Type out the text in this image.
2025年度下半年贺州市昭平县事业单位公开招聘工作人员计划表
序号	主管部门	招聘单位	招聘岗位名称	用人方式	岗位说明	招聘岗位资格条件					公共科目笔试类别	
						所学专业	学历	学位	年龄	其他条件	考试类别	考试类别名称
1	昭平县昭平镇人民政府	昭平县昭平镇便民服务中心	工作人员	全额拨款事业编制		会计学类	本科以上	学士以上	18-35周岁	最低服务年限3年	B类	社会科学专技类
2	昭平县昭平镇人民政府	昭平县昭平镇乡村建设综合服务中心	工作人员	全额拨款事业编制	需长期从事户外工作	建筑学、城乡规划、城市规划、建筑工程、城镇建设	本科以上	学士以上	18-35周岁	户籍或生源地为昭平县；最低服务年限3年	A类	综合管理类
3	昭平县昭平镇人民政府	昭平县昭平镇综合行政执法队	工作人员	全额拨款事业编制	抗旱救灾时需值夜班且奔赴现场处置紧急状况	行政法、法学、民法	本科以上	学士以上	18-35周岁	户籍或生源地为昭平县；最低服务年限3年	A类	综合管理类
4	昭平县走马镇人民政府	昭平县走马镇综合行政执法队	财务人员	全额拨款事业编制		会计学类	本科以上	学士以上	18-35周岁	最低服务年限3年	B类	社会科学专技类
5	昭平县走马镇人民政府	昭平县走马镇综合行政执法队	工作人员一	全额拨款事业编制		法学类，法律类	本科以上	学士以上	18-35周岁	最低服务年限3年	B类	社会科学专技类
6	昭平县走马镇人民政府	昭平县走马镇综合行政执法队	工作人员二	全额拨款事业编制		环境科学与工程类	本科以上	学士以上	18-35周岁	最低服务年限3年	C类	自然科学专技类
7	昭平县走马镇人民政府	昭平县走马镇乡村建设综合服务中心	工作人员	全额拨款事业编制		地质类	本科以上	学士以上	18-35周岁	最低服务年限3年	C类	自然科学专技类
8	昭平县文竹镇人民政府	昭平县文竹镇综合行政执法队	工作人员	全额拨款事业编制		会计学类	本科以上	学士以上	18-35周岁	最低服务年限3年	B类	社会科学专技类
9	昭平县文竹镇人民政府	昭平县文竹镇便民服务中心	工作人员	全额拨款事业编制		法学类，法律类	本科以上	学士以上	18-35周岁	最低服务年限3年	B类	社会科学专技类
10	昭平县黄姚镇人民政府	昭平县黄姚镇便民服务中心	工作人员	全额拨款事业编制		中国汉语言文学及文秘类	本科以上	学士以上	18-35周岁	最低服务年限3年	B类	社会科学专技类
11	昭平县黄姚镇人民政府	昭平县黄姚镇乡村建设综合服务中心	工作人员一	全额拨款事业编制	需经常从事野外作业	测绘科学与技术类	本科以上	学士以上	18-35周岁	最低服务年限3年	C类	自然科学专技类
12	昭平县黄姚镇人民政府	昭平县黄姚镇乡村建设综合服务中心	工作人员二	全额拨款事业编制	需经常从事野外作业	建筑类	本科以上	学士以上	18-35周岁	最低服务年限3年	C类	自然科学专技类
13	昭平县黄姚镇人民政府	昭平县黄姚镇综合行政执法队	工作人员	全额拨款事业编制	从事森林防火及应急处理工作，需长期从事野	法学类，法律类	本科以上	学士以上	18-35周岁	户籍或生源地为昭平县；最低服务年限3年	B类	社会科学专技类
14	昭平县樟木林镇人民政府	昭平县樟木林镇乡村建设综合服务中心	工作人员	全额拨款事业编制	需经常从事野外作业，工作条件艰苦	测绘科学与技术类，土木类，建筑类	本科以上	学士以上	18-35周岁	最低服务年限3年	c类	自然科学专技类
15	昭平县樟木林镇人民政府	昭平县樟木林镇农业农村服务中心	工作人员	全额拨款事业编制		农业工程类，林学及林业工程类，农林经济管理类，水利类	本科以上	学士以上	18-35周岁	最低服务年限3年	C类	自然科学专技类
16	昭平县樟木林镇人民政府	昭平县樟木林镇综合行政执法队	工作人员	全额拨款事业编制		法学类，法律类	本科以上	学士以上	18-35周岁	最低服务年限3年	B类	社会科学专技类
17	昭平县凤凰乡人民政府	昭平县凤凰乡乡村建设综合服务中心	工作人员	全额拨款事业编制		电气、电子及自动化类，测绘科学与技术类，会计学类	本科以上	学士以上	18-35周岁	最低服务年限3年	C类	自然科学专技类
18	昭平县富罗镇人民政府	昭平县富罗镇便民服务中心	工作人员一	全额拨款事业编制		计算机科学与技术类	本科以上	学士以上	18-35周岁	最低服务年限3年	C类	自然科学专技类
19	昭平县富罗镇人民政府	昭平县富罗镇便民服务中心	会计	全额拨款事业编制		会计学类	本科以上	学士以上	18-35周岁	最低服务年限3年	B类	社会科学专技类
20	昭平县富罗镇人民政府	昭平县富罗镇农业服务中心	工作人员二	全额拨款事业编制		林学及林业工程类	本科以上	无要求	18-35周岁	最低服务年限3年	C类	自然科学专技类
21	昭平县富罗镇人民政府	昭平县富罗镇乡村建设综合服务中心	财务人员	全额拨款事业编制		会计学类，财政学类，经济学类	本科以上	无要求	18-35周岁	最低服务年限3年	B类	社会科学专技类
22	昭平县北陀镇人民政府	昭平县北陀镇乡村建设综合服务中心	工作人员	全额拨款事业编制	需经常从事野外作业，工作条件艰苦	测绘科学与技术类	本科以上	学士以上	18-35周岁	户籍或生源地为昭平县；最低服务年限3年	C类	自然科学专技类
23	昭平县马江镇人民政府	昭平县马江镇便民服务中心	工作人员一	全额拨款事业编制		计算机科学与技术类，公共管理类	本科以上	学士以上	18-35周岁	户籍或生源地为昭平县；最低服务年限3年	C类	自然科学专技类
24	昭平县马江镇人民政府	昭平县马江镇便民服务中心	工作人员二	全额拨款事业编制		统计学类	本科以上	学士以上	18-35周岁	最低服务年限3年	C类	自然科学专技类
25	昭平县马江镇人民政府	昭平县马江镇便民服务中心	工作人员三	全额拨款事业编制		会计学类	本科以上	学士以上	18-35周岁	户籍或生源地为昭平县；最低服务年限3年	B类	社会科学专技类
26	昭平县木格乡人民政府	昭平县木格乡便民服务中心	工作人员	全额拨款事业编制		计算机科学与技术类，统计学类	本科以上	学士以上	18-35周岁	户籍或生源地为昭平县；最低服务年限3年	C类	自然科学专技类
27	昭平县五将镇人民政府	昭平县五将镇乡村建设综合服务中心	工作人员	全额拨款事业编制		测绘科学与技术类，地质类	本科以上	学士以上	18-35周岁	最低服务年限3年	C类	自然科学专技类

__WHAT IS ASKED__.
Return the whole listing exactly, with every line included.

__RESPONSE TO THE TASK__.
Type out the text in this image.
2025年度下半年贺州市昭平县事业单位公开招聘工作人员计划表
序号	主管部门	招聘单位	招聘岗位名称	用人方式	岗位说明	招聘岗位资格条件					公共科目笔试类别	
						所学专业	学历	学位	年龄	其他条件	考试类别	考试类别名称
1	昭平县昭平镇人民政府	昭平县昭平镇便民服务中心	工作人员	全额拨款事业编制		会计学类	本科以上	学士以上	18-35周岁	最低服务年限3年	B类	社会科学专技类
2	昭平县昭平镇人民政府	昭平县昭平镇乡村建设综合服务中心	工作人员	全额拨款事业编制	需长期从事户外工作	建筑学、城乡规划、城市规划、建筑工程、城镇建设	本科以上	学士以上	18-35周岁	户籍或生源地为昭平县；最低服务年限3年	A类	综合管理类
3	昭平县昭平镇人民政府	昭平县昭平镇综合行政执法队	工作人员	全额拨款事业编制	抗旱救灾时需值夜班且奔赴现场处置紧急状况	行政法、法学、民法	本科以上	学士以上	18-35周岁	户籍或生源地为昭平县；最低服务年限3年	A类	综合管理类
4	昭平县走马镇人民政府	昭平县走马镇综合行政执法队	财务人员	全额拨款事业编制		会计学类	本科以上	学士以上	18-35周岁	最低服务年限3年	B类	社会科学专技类
5	昭平县走马镇人民政府	昭平县走马镇综合行政执法队	工作人员一	全额拨款事业编制		法学类，法律类	本科以上	学士以上	18-35周岁	最低服务年限3年	B类	社会科学专技类
6	昭平县走马镇人民政府	昭平县走马镇综合行政执法队	工作人员二	全额拨款事业编制		环境科学与工程类	本科以上	学士以上	18-35周岁	最低服务年限3年	C类	自然科学专技类
7	昭平县走马镇人民政府	昭平县走马镇乡村建设综合服务中心	工作人员	全额拨款事业编制		地质类	本科以上	学士以上	18-35周岁	最低服务年限3年	C类	自然科学专技类
8	昭平县文竹镇人民政府	昭平县文竹镇综合行政执法队	工作人员	全额拨款事业编制		会计学类	本科以上	学士以上	18-35周岁	最低服务年限3年	B类	社会科学专技类
9	昭平县文竹镇人民政府	昭平县文竹镇便民服务中心	工作人员	全额拨款事业编制		法学类，法律类	本科以上	学士以上	18-35周岁	最低服务年限3年	B类	社会科学专技类
10	昭平县黄姚镇人民政府	昭平县黄姚镇便民服务中心	工作人员	全额拨款事业编制		中国汉语言文学及文秘类	本科以上	学士以上	18-35周岁	最低服务年限3年	B类	社会科学专技类
11	昭平县黄姚镇人民政府	昭平县黄姚镇乡村建设综合服务中心	工作人员一	全额拨款事业编制	需经常从事野外作业	测绘科学与技术类	本科以上	学士以上	18-35周岁	最低服务年限3年	C类	自然科学专技类
12	昭平县黄姚镇人民政府	昭平县黄姚镇乡村建设综合服务中心	工作人员二	全额拨款事业编制	需经常从事野外作业	建筑类	本科以上	学士以上	18-35周岁	最低服务年限3年	C类	自然科学专技类
13	昭平县黄姚镇人民政府	昭平县黄姚镇综合行政执法队	工作人员	全额拨款事业编制	从事森林防火及应急处理工作，需长期从事野	法学类，法律类	本科以上	学士以上	18-35周岁	户籍或生源地为昭平县；最低服务年限3年	B类	社会科学专技类
14	昭平县樟木林镇人民政府	昭平县樟木林镇乡村建设综合服务中心	工作人员	全额拨款事业编制	需经常从事野外作业，工作条件艰苦	测绘科学与技术类，土木类，建筑类	本科以上	学士以上	18-35周岁	最低服务年限3年	c类	自然科学专技类
15	昭平县樟木林镇人民政府	昭平县樟木林镇农业农村服务中心	工作人员	全额拨款事业编制		农业工程类，林学及林业工程类，农林经济管理类，水利类	本科以上	学士以上	18-35周岁	最低服务年限3年	C类	自然科学专技类
16	昭平县樟木林镇人民政府	昭平县樟木林镇综合行政执法队	工作人员	全额拨款事业编制		法学类，法律类	本科以上	学士以上	18-35周岁	最低服务年限3年	B类	社会科学专技类
17	昭平县凤凰乡人民政府	昭平县凤凰乡乡村建设综合服务中心	工作人员	全额拨款事业编制		电气、电子及自动化类，测绘科学与技术类，会计学类	本科以上	学士以上	18-35周岁	最低服务年限3年	C类	自然科学专技类
18	昭平县富罗镇人民政府	昭平县富罗镇便民服务中心	工作人员一	全额拨款事业编制		计算机科学与技术类	本科以上	学士以上	18-35周岁	最低服务年限3年	C类	自然科学专技类
19	昭平县富罗镇人民政府	昭平县富罗镇便民服务中心	会计	全额拨款事业编制		会计学类	本科以上	学士以上	18-35周岁	最低服务年限3年	B类	社会科学专技类
20	昭平县富罗镇人民政府	昭平县富罗镇农业服务中心	工作人员二	全额拨款事业编制		林学及林业工程类	本科以上	无要求	18-35周岁	最低服务年限3年	C类	自然科学专技类
21	昭平县富罗镇人民政府	昭平县富罗镇乡村建设综合服务中心	财务人员	全额拨款事业编制		会计学类，财政学类，经济学类	本科以上	无要求	18-35周岁	最低服务年限3年	B类	社会科学专技类
22	昭平县北陀镇人民政府	昭平县北陀镇乡村建设综合服务中心	工作人员	全额拨款事业编制	需经常从事野外作业，工作条件艰苦	测绘科学与技术类	本科以上	学士以上	18-35周岁	户籍或生源地为昭平县；最低服务年限3年	C类	自然科学专技类
23	昭平县马江镇人民政府	昭平县马江镇便民服务中心	工作人员一	全额拨款事业编制		计算机科学与技术类，公共管理类	本科以上	学士以上	18-35周岁	户籍或生源地为昭平县；最低服务年限3年	C类	自然科学专技类
24	昭平县马江镇人民政府	昭平县马江镇便民服务中心	工作人员二	全额拨款事业编制		统计学类	本科以上	学士以上	18-35周岁	最低服务年限3年	C类	自然科学专技类
25	昭平县马江镇人民政府	昭平县马江镇便民服务中心	工作人员三	全额拨款事业编制		会计学类	本科以上	学士以上	18-35周岁	户籍或生源地为昭平县；最低服务年限3年	B类	社会科学专技类
26	昭平县木格乡人民政府	昭平县木格乡便民服务中心	工作人员	全额拨款事业编制		计算机科学与技术类，统计学类	本科以上	学士以上	18-35周岁	户籍或生源地为昭平县；最低服务年限3年	C类	自然科学专技类
27	昭平县五将镇人民政府	昭平县五将镇乡村建设综合服务中心	工作人员	全额拨款事业编制		测绘科学与技术类，地质类	本科以上	学士以上	18-35周岁	最低服务年限3年	C类	自然科学专技类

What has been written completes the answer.